Quote the records below in full, exactly as given, with the images taken out.

++++++++++++++++++++

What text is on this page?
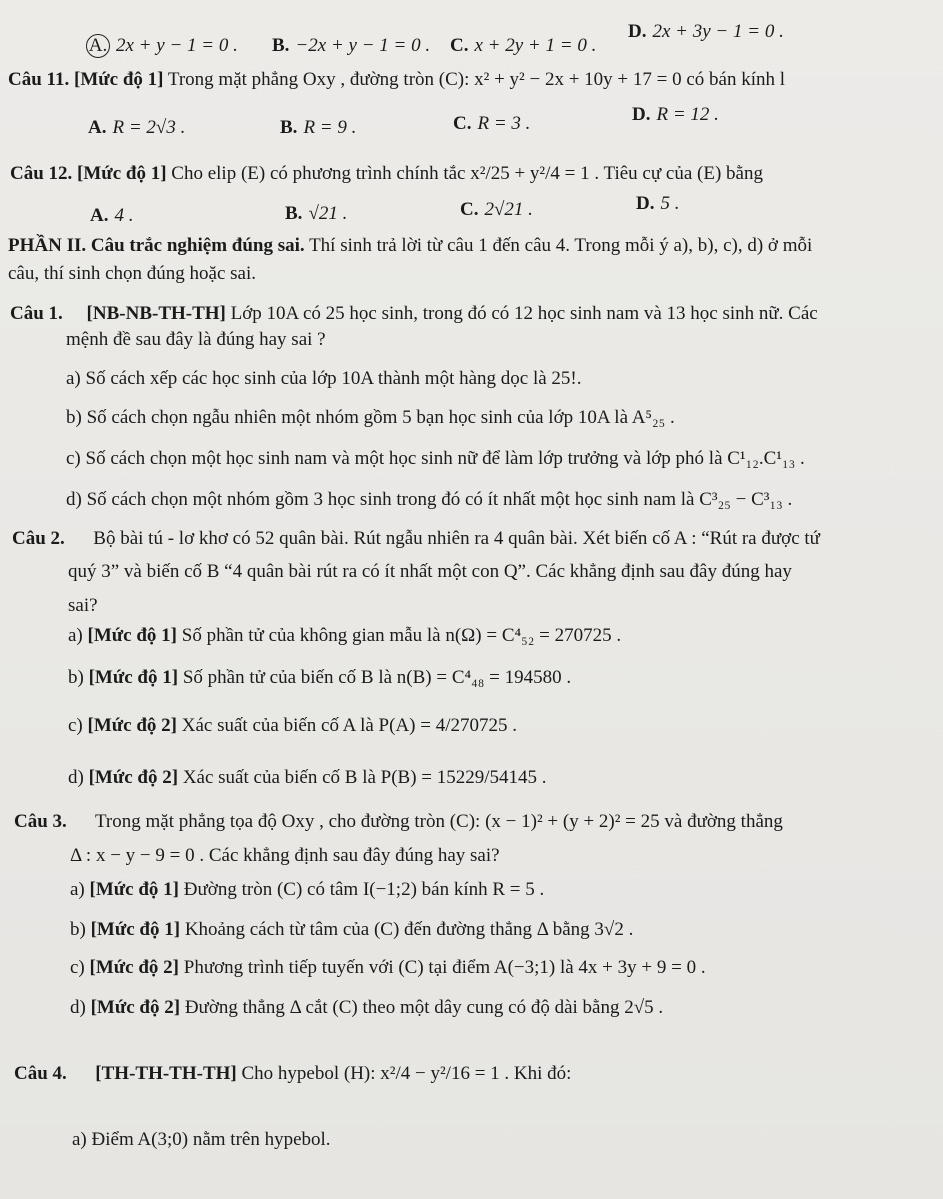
A. 2x + y − 1 = 0 . B. −2x + y − 1 = 0 . C. x + 2y + 1 = 0 .
D. 2x + 3y − 1 = 0 .
Câu 11. [Mức độ 1] Trong mặt phẳng Oxy , đường tròn (C): x² + y² − 2x + 10y + 17 = 0 có bán kính l
A. R = 2√3 .	B. R = 9 .	C. R = 3 .	D. R = 12 .
Câu 12. [Mức độ 1] Cho elip (E) có phương trình chính tắc x²/25 + y²/4 = 1 . Tiêu cự của (E) bằng
A. 4 .	B. √21 .	C. 2√21 .	D. 5 .
PHẦN II. Câu trắc nghiệm đúng sai. Thí sinh trả lời từ câu 1 đến câu 4. Trong mỗi ý a), b), c), d) ở mỗi
câu, thí sinh chọn đúng hoặc sai.
Câu 1. [NB-NB-TH-TH] Lớp 10A có 25 học sinh, trong đó có 12 học sinh nam và 13 học sinh nữ. Các
mệnh đề sau đây là đúng hay sai ?
a) Số cách xếp các học sinh của lớp 10A thành một hàng dọc là 25!.
b) Số cách chọn ngẫu nhiên một nhóm gồm 5 bạn học sinh của lớp 10A là A⁵₂₅ .
c) Số cách chọn một học sinh nam và một học sinh nữ để làm lớp trưởng và lớp phó là C¹₁₂.C¹₁₃ .
d) Số cách chọn một nhóm gồm 3 học sinh trong đó có ít nhất một học sinh nam là C³₂₅ − C³₁₃ .
Câu 2. Bộ bài tú - lơ khơ có 52 quân bài. Rút ngẫu nhiên ra 4 quân bài. Xét biến cố A : “Rút ra được tứ
quý 3” và biến cố B “4 quân bài rút ra có ít nhất một con Q”. Các khẳng định sau đây đúng hay
sai?
a) [Mức độ 1] Số phần tử của không gian mẫu là n(Ω) = C⁴₅₂ = 270725 .
b) [Mức độ 1] Số phần tử của biến cố B là n(B) = C⁴₄₈ = 194580 .
c) [Mức độ 2] Xác suất của biến cố A là P(A) = 4/270725 .
d) [Mức độ 2] Xác suất của biến cố B là P(B) = 15229/54145 .
Câu 3. Trong mặt phẳng tọa độ Oxy , cho đường tròn (C): (x − 1)² + (y + 2)² = 25 và đường thẳng
Δ : x − y − 9 = 0 . Các khẳng định sau đây đúng hay sai?
a) [Mức độ 1] Đường tròn (C) có tâm I(−1;2) bán kính R = 5 .
b) [Mức độ 1] Khoảng cách từ tâm của (C) đến đường thẳng Δ bằng 3√2 .
c) [Mức độ 2] Phương trình tiếp tuyến với (C) tại điểm A(−3;1) là 4x + 3y + 9 = 0 .
d) [Mức độ 2] Đường thẳng Δ cắt (C) theo một dây cung có độ dài bằng 2√5 .
Câu 4. [TH-TH-TH-TH] Cho hypebol (H): x²/4 − y²/16 = 1 . Khi đó:
a) Điểm A(3;0) nằm trên hypebol.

++++++++++++++++++++

§ Response below:
What text is on this page?
A. 2x + y − 1 = 0 . B. −2x + y − 1 = 0 . C. x + 2y + 1 = 0 .
D. 2x + 3y − 1 = 0 .
Câu 11. [Mức độ 1] Trong mặt phẳng Oxy , đường tròn (C): x² + y² − 2x + 10y + 17 = 0 có bán kính l
A. R = 2√3 .	B. R = 9 .	C. R = 3 .	D. R = 12 .
Câu 12. [Mức độ 1] Cho elip (E) có phương trình chính tắc x²/25 + y²/4 = 1 . Tiêu cự của (E) bằng
A. 4 .	B. √21 .	C. 2√21 .	D. 5 .
PHẦN II. Câu trắc nghiệm đúng sai. Thí sinh trả lời từ câu 1 đến câu 4. Trong mỗi ý a), b), c), d) ở mỗi
câu, thí sinh chọn đúng hoặc sai.
Câu 1. [NB-NB-TH-TH] Lớp 10A có 25 học sinh, trong đó có 12 học sinh nam và 13 học sinh nữ. Các
mệnh đề sau đây là đúng hay sai ?
a) Số cách xếp các học sinh của lớp 10A thành một hàng dọc là 25!.
b) Số cách chọn ngẫu nhiên một nhóm gồm 5 bạn học sinh của lớp 10A là A⁵₂₅ .
c) Số cách chọn một học sinh nam và một học sinh nữ để làm lớp trưởng và lớp phó là C¹₁₂.C¹₁₃ .
d) Số cách chọn một nhóm gồm 3 học sinh trong đó có ít nhất một học sinh nam là C³₂₅ − C³₁₃ .
Câu 2. Bộ bài tú - lơ khơ có 52 quân bài. Rút ngẫu nhiên ra 4 quân bài. Xét biến cố A : “Rút ra được tứ
quý 3” và biến cố B “4 quân bài rút ra có ít nhất một con Q”. Các khẳng định sau đây đúng hay
sai?
a) [Mức độ 1] Số phần tử của không gian mẫu là n(Ω) = C⁴₅₂ = 270725 .
b) [Mức độ 1] Số phần tử của biến cố B là n(B) = C⁴₄₈ = 194580 .
c) [Mức độ 2] Xác suất của biến cố A là P(A) = 4/270725 .
d) [Mức độ 2] Xác suất của biến cố B là P(B) = 15229/54145 .
Câu 3. Trong mặt phẳng tọa độ Oxy , cho đường tròn (C): (x − 1)² + (y + 2)² = 25 và đường thẳng
Δ : x − y − 9 = 0 . Các khẳng định sau đây đúng hay sai?
a) [Mức độ 1] Đường tròn (C) có tâm I(−1;2) bán kính R = 5 .
b) [Mức độ 1] Khoảng cách từ tâm của (C) đến đường thẳng Δ bằng 3√2 .
c) [Mức độ 2] Phương trình tiếp tuyến với (C) tại điểm A(−3;1) là 4x + 3y + 9 = 0 .
d) [Mức độ 2] Đường thẳng Δ cắt (C) theo một dây cung có độ dài bằng 2√5 .
Câu 4. [TH-TH-TH-TH] Cho hypebol (H): x²/4 − y²/16 = 1 . Khi đó:
a) Điểm A(3;0) nằm trên hypebol.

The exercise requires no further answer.